Start of MATERIAL SUPPLIED
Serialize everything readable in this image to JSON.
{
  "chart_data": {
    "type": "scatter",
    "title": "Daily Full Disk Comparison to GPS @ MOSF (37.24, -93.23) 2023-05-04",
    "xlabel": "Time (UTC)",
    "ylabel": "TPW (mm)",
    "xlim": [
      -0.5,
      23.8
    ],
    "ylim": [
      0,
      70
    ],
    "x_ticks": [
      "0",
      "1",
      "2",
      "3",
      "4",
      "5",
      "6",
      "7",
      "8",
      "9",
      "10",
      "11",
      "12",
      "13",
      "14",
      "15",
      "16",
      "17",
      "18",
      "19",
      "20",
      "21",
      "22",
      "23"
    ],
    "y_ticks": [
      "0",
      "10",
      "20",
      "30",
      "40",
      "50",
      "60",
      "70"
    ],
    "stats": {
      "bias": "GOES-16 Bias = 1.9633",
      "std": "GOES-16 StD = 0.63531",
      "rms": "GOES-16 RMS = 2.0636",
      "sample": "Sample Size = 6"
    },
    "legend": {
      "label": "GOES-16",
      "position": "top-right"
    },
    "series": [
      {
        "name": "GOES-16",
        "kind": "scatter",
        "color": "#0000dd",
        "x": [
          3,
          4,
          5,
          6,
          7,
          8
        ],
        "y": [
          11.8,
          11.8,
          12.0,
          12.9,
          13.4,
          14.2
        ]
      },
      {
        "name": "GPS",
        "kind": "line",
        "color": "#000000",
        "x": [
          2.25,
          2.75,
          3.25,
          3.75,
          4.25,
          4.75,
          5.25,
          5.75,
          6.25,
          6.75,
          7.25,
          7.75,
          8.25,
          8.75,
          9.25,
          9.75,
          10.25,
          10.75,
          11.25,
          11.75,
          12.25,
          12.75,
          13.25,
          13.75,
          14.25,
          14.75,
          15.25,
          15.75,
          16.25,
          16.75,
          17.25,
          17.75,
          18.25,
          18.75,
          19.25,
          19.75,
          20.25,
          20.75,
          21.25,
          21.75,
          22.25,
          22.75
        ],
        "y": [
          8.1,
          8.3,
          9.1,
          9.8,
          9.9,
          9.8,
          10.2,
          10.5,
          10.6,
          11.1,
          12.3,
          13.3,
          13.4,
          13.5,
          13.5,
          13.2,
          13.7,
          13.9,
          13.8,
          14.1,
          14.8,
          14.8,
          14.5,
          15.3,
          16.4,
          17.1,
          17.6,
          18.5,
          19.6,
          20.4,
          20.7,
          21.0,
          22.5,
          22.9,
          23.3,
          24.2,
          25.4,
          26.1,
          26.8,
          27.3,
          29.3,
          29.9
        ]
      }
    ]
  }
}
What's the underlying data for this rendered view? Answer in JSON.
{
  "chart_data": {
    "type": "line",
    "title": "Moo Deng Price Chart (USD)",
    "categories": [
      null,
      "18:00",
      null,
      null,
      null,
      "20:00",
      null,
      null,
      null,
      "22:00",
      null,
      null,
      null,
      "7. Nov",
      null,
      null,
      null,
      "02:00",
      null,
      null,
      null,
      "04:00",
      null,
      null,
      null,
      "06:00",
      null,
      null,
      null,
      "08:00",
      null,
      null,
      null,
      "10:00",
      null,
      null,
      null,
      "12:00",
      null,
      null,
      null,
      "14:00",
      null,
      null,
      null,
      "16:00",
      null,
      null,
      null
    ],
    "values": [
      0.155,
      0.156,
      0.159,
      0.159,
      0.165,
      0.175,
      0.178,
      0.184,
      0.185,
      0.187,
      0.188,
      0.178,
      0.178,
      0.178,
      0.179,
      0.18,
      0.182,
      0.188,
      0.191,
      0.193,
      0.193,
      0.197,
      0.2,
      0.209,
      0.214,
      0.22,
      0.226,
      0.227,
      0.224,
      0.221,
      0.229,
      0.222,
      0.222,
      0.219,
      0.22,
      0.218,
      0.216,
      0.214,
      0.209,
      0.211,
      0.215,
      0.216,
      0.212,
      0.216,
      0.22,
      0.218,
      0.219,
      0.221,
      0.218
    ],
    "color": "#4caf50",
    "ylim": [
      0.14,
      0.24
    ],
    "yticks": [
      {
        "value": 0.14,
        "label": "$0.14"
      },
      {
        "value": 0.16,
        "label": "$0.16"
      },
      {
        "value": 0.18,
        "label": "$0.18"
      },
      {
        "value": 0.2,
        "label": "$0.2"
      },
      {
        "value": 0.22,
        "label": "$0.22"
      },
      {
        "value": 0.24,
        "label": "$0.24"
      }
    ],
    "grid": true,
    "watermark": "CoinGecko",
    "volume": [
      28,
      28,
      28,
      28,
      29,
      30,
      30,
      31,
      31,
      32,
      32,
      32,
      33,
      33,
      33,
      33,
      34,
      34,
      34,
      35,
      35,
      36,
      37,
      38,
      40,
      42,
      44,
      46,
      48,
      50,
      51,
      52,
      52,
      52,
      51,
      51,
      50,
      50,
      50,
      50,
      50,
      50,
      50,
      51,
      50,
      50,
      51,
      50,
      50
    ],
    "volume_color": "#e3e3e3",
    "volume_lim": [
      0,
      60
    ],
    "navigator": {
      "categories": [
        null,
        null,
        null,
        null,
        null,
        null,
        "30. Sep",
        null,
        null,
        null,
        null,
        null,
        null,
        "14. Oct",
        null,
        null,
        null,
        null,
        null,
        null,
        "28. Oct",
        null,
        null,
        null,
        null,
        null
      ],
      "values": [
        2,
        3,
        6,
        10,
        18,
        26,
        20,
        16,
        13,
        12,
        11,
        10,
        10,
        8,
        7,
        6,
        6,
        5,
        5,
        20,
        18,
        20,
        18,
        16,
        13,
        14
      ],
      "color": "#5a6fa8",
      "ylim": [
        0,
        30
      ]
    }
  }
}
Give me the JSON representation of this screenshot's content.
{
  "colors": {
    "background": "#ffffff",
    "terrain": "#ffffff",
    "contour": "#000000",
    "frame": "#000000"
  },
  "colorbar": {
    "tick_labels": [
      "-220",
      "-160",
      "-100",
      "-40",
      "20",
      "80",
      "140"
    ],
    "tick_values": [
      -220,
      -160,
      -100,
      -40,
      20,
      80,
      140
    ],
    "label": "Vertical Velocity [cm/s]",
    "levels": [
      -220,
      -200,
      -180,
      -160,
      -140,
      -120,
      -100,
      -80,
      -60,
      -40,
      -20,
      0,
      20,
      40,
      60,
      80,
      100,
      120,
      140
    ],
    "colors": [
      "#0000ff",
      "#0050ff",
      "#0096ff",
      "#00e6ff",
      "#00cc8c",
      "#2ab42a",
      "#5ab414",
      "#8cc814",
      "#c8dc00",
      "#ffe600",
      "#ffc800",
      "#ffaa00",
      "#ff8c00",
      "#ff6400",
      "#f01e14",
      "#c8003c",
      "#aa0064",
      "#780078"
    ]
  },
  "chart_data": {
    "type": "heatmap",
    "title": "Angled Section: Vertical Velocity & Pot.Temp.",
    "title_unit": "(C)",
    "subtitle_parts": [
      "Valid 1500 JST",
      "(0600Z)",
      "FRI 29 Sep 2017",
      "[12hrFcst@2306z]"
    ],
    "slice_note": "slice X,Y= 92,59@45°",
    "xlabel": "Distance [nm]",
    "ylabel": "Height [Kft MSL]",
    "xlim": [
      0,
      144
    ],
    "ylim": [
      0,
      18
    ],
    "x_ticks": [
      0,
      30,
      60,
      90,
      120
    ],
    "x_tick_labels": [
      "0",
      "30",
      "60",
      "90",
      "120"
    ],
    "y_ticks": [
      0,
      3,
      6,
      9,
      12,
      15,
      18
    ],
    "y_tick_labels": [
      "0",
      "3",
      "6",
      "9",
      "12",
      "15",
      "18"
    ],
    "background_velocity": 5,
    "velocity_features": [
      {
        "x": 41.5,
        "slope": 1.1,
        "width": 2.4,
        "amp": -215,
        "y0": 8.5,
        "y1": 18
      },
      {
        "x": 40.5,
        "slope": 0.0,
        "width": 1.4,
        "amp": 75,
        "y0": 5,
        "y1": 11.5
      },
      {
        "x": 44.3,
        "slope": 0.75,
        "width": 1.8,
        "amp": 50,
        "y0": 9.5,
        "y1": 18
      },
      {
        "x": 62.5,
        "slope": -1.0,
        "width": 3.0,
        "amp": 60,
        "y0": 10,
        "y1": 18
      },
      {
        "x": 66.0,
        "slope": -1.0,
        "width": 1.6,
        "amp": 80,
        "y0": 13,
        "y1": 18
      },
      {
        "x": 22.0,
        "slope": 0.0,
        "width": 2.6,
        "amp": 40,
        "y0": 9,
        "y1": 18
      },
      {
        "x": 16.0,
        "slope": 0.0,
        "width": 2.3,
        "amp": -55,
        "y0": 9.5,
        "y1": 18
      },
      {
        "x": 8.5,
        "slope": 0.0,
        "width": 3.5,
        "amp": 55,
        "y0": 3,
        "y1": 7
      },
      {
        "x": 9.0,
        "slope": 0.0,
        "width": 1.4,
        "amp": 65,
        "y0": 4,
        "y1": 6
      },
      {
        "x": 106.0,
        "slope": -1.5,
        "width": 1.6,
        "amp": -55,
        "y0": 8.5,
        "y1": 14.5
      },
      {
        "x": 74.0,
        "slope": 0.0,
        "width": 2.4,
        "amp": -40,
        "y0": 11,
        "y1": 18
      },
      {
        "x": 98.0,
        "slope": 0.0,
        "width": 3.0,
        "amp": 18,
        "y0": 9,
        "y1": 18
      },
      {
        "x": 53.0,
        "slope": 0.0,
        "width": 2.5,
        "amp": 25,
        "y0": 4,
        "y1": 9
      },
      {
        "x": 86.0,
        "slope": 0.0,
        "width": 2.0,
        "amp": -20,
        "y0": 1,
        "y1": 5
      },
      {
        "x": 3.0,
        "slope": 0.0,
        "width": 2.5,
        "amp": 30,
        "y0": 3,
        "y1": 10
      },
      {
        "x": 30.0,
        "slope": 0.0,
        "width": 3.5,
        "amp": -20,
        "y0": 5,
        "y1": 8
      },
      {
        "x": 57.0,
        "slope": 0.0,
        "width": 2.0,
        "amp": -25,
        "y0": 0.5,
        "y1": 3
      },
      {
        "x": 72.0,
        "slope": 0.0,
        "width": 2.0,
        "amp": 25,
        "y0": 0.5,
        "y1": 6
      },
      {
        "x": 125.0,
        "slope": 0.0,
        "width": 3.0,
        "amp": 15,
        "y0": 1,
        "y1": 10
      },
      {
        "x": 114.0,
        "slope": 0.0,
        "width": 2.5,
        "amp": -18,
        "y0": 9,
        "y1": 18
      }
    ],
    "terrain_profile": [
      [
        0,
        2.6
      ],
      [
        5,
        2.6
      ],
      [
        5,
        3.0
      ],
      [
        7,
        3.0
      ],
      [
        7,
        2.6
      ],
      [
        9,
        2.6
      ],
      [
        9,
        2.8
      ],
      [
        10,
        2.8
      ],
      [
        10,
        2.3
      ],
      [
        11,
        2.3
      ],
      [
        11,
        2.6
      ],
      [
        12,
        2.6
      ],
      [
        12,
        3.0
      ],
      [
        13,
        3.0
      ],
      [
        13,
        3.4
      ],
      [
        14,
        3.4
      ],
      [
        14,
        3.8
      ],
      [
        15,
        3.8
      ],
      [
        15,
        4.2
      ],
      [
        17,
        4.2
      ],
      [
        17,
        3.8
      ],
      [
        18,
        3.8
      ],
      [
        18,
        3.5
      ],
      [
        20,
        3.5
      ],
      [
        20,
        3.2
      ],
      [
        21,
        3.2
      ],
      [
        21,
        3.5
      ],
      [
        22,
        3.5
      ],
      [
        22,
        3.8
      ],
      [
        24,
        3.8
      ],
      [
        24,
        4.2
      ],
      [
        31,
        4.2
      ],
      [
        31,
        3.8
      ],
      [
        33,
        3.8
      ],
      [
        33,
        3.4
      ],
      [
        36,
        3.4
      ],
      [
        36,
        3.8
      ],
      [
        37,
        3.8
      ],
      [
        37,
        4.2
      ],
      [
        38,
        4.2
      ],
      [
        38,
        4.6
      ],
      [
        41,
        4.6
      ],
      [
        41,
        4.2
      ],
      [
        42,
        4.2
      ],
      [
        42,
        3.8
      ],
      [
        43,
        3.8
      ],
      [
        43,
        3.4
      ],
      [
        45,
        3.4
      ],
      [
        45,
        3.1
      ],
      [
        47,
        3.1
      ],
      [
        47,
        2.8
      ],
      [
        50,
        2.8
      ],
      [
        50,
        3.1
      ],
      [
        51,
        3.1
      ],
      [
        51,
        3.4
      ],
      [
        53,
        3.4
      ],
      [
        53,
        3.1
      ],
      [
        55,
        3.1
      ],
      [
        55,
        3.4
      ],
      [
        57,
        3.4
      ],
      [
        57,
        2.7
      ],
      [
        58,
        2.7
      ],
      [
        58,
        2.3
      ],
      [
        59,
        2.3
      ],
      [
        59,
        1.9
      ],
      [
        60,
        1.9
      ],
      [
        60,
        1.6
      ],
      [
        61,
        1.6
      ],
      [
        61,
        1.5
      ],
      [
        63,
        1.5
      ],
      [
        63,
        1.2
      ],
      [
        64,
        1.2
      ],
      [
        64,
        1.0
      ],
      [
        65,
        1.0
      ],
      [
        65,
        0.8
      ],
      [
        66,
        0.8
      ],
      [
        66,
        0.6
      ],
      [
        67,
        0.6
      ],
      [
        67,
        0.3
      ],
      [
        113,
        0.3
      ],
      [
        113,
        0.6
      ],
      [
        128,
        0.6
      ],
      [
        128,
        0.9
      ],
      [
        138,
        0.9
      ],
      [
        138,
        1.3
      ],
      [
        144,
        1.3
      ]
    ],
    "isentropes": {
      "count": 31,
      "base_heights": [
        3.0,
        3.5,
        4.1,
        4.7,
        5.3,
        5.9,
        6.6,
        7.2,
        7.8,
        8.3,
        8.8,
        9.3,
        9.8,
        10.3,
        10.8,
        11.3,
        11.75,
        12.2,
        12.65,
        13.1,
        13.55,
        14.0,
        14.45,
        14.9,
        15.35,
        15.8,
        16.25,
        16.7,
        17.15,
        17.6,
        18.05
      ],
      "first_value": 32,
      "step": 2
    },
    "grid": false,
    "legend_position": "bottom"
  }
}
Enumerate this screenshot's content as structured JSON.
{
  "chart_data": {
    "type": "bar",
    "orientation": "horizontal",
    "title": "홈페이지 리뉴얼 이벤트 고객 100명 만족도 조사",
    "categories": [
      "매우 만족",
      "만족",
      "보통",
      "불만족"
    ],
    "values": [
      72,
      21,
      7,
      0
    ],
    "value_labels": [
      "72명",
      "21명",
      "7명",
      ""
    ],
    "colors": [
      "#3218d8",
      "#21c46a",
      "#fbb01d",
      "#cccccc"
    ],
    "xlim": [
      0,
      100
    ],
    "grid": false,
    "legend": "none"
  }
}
End of MATERIAL SUPPLIED
:: WHAT TO WORK ON ::
Of the lines in the entries, how many include the word "type"? State only the number.

:: SOLUTION FOR THIS PROBLEM ::
4